Copy all the material that follows, keeping every character the same.

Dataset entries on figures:
▶

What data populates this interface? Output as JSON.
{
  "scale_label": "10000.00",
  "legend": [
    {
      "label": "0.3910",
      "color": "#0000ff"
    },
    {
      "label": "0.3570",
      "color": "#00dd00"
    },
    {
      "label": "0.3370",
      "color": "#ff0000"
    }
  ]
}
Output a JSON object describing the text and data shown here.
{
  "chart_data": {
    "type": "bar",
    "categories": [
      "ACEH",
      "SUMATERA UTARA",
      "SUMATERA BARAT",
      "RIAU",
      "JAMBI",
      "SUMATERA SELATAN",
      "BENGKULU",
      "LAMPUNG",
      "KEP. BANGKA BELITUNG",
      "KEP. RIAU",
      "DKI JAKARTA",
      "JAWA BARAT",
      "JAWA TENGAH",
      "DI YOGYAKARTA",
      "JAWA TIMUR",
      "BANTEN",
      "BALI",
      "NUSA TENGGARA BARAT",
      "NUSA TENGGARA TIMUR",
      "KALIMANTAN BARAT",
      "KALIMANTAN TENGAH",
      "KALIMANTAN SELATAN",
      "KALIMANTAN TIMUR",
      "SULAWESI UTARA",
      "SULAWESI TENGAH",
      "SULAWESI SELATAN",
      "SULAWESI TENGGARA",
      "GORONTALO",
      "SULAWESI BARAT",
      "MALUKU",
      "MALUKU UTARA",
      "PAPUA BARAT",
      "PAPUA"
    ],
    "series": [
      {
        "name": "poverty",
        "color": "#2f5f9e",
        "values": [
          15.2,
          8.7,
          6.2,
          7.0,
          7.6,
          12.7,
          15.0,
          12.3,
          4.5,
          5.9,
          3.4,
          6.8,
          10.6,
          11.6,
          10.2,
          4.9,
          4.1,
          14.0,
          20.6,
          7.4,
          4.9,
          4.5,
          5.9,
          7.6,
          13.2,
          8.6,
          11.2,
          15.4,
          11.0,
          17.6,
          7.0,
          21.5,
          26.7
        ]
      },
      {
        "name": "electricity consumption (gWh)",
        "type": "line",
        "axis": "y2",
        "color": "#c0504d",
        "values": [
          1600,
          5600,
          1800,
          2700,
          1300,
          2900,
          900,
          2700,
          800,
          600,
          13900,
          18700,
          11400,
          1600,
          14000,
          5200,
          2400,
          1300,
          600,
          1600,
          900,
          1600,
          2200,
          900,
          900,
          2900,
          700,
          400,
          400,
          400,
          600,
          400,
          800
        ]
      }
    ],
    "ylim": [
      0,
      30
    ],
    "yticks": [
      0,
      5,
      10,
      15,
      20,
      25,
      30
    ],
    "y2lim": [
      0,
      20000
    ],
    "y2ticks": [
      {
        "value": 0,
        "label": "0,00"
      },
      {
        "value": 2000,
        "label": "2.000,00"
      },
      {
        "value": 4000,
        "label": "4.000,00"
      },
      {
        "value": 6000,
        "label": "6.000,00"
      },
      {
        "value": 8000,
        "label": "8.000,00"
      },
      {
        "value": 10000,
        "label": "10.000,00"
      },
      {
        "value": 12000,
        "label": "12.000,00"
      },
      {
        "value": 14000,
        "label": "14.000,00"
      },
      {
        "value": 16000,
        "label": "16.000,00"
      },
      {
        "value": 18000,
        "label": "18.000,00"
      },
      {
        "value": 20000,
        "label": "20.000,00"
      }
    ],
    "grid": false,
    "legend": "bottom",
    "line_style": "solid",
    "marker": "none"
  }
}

◀

SOLUTION BELOW
What data populates this interface? Output as JSON.
{
  "scale_label": "10000.00",
  "legend": [
    {
      "label": "0.3910",
      "color": "#0000ff"
    },
    {
      "label": "0.3570",
      "color": "#00dd00"
    },
    {
      "label": "0.3370",
      "color": "#ff0000"
    }
  ]
}
Output a JSON object describing the text and data shown here.
{
  "chart_data": {
    "type": "bar",
    "categories": [
      "ACEH",
      "SUMATERA UTARA",
      "SUMATERA BARAT",
      "RIAU",
      "JAMBI",
      "SUMATERA SELATAN",
      "BENGKULU",
      "LAMPUNG",
      "KEP. BANGKA BELITUNG",
      "KEP. RIAU",
      "DKI JAKARTA",
      "JAWA BARAT",
      "JAWA TENGAH",
      "DI YOGYAKARTA",
      "JAWA TIMUR",
      "BANTEN",
      "BALI",
      "NUSA TENGGARA BARAT",
      "NUSA TENGGARA TIMUR",
      "KALIMANTAN BARAT",
      "KALIMANTAN TENGAH",
      "KALIMANTAN SELATAN",
      "KALIMANTAN TIMUR",
      "SULAWESI UTARA",
      "SULAWESI TENGAH",
      "SULAWESI SELATAN",
      "SULAWESI TENGGARA",
      "GORONTALO",
      "SULAWESI BARAT",
      "MALUKU",
      "MALUKU UTARA",
      "PAPUA BARAT",
      "PAPUA"
    ],
    "series": [
      {
        "name": "poverty",
        "color": "#2f5f9e",
        "values": [
          15.2,
          8.7,
          6.2,
          7.0,
          7.6,
          12.7,
          15.0,
          12.3,
          4.5,
          5.9,
          3.4,
          6.8,
          10.6,
          11.6,
          10.2,
          4.9,
          4.1,
          14.0,
          20.6,
          7.4,
          4.9,
          4.5,
          5.9,
          7.6,
          13.2,
          8.6,
          11.2,
          15.4,
          11.0,
          17.6,
          7.0,
          21.5,
          26.7
        ]
      },
      {
        "name": "electricity consumption (gWh)",
        "type": "line",
        "axis": "y2",
        "color": "#c0504d",
        "values": [
          1600,
          5600,
          1800,
          2700,
          1300,
          2900,
          900,
          2700,
          800,
          600,
          13900,
          18700,
          11400,
          1600,
          14000,
          5200,
          2400,
          1300,
          600,
          1600,
          900,
          1600,
          2200,
          900,
          900,
          2900,
          700,
          400,
          400,
          400,
          600,
          400,
          800
        ]
      }
    ],
    "ylim": [
      0,
      30
    ],
    "yticks": [
      0,
      5,
      10,
      15,
      20,
      25,
      30
    ],
    "y2lim": [
      0,
      20000
    ],
    "y2ticks": [
      {
        "value": 0,
        "label": "0,00"
      },
      {
        "value": 2000,
        "label": "2.000,00"
      },
      {
        "value": 4000,
        "label": "4.000,00"
      },
      {
        "value": 6000,
        "label": "6.000,00"
      },
      {
        "value": 8000,
        "label": "8.000,00"
      },
      {
        "value": 10000,
        "label": "10.000,00"
      },
      {
        "value": 12000,
        "label": "12.000,00"
      },
      {
        "value": 14000,
        "label": "14.000,00"
      },
      {
        "value": 16000,
        "label": "16.000,00"
      },
      {
        "value": 18000,
        "label": "18.000,00"
      },
      {
        "value": 20000,
        "label": "20.000,00"
      }
    ],
    "grid": false,
    "legend": "bottom",
    "line_style": "solid",
    "marker": "none"
  }
}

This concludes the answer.